··· Task inputs ···
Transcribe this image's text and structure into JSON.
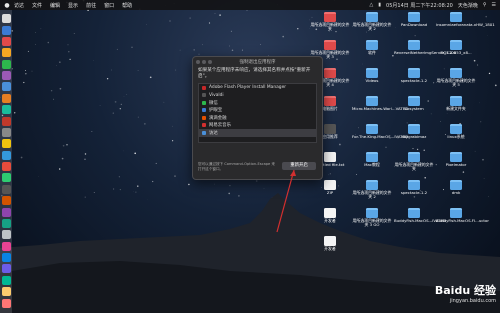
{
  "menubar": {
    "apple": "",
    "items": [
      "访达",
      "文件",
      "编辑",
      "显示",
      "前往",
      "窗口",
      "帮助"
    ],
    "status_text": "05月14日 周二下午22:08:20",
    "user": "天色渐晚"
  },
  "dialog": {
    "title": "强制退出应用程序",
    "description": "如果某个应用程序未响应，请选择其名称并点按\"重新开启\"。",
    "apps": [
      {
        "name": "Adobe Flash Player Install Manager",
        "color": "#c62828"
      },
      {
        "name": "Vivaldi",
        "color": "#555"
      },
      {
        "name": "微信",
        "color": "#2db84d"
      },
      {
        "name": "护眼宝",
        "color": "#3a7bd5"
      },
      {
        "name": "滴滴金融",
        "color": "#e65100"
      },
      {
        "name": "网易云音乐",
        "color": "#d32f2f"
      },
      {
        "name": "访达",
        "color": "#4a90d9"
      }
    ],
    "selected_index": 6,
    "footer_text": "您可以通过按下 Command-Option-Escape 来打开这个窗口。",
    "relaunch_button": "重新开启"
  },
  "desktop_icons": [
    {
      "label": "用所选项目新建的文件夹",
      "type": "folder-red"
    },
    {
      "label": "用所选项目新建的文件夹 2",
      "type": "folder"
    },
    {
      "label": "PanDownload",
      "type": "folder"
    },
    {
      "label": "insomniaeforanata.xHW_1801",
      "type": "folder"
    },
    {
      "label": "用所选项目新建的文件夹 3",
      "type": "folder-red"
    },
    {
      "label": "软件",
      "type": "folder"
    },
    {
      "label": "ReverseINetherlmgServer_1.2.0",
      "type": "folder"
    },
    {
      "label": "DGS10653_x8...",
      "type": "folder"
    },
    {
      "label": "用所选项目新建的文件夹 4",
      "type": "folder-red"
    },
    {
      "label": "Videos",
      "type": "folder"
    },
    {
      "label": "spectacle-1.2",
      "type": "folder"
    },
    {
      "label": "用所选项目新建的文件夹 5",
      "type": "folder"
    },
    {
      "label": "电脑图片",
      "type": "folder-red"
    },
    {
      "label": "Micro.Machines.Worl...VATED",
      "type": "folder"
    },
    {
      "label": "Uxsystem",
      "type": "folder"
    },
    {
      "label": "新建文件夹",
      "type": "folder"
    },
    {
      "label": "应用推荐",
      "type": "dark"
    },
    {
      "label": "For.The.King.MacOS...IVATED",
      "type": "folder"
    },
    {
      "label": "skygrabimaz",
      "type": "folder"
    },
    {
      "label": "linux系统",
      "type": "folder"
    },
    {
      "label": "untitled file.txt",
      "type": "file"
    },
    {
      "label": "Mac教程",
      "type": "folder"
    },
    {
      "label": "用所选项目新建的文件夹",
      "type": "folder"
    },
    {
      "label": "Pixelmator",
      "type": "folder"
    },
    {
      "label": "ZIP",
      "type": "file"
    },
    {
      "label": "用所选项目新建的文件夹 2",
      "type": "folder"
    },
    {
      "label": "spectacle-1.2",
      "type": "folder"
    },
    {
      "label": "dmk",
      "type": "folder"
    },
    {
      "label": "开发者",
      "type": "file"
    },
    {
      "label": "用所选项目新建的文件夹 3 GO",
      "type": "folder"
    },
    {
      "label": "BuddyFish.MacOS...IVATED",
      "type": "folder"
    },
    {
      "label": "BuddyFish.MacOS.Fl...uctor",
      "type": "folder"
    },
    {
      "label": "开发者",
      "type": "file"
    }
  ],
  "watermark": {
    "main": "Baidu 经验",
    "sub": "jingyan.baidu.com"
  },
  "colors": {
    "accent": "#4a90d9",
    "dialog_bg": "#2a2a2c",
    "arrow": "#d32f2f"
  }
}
···
··· Task inputs ···
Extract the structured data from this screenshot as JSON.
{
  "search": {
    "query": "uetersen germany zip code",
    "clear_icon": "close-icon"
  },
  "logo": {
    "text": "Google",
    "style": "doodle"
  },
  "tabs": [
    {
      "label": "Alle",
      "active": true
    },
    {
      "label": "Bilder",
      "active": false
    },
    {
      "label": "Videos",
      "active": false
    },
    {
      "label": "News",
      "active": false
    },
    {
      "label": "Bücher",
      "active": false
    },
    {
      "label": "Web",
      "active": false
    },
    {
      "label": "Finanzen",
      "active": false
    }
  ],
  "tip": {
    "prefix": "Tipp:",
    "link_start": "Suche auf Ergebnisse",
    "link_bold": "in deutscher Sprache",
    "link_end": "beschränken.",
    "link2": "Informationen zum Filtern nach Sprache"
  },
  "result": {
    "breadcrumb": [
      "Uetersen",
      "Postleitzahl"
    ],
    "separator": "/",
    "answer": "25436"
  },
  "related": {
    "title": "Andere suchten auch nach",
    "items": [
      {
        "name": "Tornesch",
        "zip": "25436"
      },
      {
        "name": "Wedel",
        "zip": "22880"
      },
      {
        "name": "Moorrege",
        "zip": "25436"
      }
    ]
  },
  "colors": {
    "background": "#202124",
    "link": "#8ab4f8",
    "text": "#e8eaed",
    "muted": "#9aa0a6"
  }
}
···
Copy each line from the records above that includes the string "Sprache".

§ Output:
    "link_bold": "in deutscher Sprache",
    "link2": "Informationen zum Filtern nach Sprache"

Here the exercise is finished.